# AIM
Will you give the material below again, every line exactly as it is?

# SUPPLIED RECORDS

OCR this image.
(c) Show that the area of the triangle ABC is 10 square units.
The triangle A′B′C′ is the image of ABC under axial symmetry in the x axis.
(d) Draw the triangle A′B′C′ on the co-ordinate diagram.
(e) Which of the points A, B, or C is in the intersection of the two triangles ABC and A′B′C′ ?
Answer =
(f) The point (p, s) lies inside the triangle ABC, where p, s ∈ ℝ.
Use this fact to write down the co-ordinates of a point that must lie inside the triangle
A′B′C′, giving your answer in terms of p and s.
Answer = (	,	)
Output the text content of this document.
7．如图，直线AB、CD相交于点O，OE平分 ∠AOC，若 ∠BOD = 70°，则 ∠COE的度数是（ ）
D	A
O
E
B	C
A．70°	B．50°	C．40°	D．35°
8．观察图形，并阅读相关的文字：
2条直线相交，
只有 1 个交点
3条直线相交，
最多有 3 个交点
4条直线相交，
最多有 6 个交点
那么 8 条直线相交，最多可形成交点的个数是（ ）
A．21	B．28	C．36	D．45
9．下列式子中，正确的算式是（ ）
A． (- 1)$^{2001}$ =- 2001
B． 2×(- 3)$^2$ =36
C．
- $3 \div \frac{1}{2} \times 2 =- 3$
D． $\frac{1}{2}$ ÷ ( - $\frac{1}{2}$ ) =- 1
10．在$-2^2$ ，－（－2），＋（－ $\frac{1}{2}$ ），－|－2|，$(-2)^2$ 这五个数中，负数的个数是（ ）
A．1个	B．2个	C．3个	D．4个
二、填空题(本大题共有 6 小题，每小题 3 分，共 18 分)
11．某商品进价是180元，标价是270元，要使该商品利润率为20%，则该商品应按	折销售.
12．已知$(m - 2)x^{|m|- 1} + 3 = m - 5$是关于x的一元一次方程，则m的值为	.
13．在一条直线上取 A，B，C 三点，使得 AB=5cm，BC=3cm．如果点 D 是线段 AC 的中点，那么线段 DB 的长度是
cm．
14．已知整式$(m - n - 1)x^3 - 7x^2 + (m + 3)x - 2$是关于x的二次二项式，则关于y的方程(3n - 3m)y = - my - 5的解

# OUTPUT
OCR this image.
(c) Show that the area of the triangle ABC is 10 square units.
The triangle A′B′C′ is the image of ABC under axial symmetry in the x axis.
(d) Draw the triangle A′B′C′ on the co-ordinate diagram.
(e) Which of the points A, B, or C is in the intersection of the two triangles ABC and A′B′C′ ?
Answer =
(f) The point (p, s) lies inside the triangle ABC, where p, s ∈ ℝ.
Use this fact to write down the co-ordinates of a point that must lie inside the triangle
A′B′C′, giving your answer in terms of p and s.
Answer = (	,	)
Output the text content of this document.
7．如图，直线AB、CD相交于点O，OE平分 ∠AOC，若 ∠BOD = 70°，则 ∠COE的度数是（ ）
D	A
O
E
B	C
A．70°	B．50°	C．40°	D．35°
8．观察图形，并阅读相关的文字：
2条直线相交，
只有 1 个交点
3条直线相交，
最多有 3 个交点
4条直线相交，
最多有 6 个交点
那么 8 条直线相交，最多可形成交点的个数是（ ）
A．21	B．28	C．36	D．45
9．下列式子中，正确的算式是（ ）
A． (- 1)$^{2001}$ =- 2001
B． 2×(- 3)$^2$ =36
C．
- $3 \div \frac{1}{2} \times 2 =- 3$
D． $\frac{1}{2}$ ÷ ( - $\frac{1}{2}$ ) =- 1
10．在$-2^2$ ，－（－2），＋（－ $\frac{1}{2}$ ），－|－2|，$(-2)^2$ 这五个数中，负数的个数是（ ）
A．1个	B．2个	C．3个	D．4个
二、填空题(本大题共有 6 小题，每小题 3 分，共 18 分)
11．某商品进价是180元，标价是270元，要使该商品利润率为20%，则该商品应按	折销售.
12．已知$(m - 2)x^{|m|- 1} + 3 = m - 5$是关于x的一元一次方程，则m的值为	.
13．在一条直线上取 A，B，C 三点，使得 AB=5cm，BC=3cm．如果点 D 是线段 AC 的中点，那么线段 DB 的长度是
cm．
14．已知整式$(m - n - 1)x^3 - 7x^2 + (m + 3)x - 2$是关于x的二次二项式，则关于y的方程(3n - 3m)y = - my - 5的解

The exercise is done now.